Extract every line in the records below that contains the string "drawing", treating uppercase and lowercase as different.

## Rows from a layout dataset
+++++

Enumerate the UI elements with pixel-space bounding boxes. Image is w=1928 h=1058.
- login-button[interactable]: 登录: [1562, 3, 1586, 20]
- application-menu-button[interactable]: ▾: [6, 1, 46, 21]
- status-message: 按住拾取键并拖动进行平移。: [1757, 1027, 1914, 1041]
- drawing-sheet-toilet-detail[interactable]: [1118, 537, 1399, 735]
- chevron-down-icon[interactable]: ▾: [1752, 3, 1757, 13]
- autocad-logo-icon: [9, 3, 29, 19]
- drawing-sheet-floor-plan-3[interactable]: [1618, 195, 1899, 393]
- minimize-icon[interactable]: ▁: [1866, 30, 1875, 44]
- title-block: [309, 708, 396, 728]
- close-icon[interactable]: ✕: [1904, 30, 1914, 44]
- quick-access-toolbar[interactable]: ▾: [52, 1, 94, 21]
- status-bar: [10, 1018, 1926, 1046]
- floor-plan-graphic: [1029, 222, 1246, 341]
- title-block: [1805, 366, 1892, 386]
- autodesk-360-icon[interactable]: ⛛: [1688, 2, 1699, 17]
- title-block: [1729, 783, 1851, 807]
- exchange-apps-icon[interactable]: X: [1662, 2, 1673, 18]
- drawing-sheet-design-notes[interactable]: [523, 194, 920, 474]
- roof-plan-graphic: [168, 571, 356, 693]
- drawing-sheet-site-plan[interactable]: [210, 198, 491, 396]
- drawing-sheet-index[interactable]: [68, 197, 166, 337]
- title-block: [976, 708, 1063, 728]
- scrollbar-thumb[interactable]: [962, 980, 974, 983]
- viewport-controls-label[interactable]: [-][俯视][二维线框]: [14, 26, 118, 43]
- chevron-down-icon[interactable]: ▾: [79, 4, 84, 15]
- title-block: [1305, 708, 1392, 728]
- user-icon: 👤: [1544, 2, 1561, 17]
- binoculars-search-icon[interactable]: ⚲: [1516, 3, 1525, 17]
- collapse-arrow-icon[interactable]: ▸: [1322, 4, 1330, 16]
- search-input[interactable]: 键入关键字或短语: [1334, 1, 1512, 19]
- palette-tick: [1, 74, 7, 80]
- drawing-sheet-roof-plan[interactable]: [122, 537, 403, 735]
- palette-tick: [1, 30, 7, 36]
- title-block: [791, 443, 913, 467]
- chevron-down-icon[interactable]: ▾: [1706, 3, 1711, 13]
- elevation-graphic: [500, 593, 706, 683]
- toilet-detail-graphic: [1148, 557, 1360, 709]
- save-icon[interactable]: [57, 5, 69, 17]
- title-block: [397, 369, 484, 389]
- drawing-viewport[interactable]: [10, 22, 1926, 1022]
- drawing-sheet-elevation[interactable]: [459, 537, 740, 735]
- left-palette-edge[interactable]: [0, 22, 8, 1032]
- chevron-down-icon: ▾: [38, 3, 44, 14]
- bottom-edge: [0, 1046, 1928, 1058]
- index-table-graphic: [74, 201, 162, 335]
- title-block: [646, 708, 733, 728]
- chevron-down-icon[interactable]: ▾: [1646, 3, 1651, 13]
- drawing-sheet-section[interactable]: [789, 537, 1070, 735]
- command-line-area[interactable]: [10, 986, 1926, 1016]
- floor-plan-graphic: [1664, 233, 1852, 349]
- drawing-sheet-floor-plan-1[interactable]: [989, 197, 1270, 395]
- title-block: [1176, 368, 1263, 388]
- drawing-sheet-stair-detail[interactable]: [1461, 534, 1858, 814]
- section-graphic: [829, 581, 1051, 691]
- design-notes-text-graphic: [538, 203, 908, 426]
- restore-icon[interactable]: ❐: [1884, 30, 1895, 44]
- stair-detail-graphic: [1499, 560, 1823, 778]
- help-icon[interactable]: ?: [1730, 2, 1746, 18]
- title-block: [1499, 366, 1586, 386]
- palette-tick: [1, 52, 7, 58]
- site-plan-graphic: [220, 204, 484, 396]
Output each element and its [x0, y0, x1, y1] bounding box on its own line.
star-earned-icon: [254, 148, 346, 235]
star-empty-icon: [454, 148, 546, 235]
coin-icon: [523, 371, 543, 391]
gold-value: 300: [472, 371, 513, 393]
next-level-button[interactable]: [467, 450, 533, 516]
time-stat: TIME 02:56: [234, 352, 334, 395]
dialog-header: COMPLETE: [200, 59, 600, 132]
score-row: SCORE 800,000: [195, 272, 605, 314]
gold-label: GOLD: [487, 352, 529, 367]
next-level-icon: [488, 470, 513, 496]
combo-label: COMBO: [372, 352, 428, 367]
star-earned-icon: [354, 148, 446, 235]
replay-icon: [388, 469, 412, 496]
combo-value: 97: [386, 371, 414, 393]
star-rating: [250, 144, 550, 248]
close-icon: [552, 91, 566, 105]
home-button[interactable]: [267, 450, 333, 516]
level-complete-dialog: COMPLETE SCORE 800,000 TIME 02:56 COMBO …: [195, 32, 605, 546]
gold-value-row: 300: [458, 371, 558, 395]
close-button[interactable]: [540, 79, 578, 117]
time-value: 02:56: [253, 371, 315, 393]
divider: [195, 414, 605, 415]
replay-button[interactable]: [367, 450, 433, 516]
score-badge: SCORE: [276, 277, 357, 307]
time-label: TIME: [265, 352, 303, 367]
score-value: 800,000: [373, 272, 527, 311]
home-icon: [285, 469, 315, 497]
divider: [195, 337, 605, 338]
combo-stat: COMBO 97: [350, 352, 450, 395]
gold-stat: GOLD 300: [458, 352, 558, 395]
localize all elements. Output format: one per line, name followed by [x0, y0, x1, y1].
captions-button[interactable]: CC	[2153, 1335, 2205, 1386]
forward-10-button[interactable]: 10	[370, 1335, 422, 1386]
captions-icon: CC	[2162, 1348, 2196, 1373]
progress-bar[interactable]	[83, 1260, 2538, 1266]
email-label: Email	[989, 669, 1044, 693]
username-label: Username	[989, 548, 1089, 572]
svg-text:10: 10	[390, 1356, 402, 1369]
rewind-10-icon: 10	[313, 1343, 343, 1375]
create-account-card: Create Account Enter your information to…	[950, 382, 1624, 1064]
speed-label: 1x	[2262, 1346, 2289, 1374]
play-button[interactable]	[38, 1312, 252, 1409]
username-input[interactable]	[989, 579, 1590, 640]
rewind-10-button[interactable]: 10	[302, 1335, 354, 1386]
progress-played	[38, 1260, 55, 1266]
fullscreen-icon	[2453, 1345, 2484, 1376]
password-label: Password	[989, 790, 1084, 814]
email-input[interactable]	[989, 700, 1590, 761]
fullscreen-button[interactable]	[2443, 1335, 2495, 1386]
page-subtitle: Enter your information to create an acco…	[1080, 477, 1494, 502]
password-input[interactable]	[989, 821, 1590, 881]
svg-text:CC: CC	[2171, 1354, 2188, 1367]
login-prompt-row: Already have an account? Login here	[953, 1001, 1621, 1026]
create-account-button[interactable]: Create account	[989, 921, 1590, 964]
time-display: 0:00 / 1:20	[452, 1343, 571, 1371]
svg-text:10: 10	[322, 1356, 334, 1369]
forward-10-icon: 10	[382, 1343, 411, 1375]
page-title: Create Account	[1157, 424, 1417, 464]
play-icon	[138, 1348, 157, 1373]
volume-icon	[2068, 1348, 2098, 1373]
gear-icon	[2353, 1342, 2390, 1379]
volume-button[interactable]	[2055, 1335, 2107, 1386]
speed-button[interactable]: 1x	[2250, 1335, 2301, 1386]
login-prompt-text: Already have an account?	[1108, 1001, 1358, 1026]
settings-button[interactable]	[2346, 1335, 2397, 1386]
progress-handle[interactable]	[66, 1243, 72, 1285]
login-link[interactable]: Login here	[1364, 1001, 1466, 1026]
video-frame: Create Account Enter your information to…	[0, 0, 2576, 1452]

+++++

## Result
- drawing-sheet-toilet-detail[interactable]: [1118, 537, 1399, 735]
- drawing-sheet-floor-plan-3[interactable]: [1618, 195, 1899, 393]
- drawing-sheet-design-notes[interactable]: [523, 194, 920, 474]
- drawing-sheet-site-plan[interactable]: [210, 198, 491, 396]
- drawing-sheet-index[interactable]: [68, 197, 166, 337]
- drawing-sheet-roof-plan[interactable]: [122, 537, 403, 735]
- drawing-viewport[interactable]: [10, 22, 1926, 1022]
- drawing-sheet-elevation[interactable]: [459, 537, 740, 735]
- drawing-sheet-section[interactable]: [789, 537, 1070, 735]
- drawing-sheet-floor-plan-1[interactable]: [989, 197, 1270, 395]
- drawing-sheet-stair-detail[interactable]: [1461, 534, 1858, 814]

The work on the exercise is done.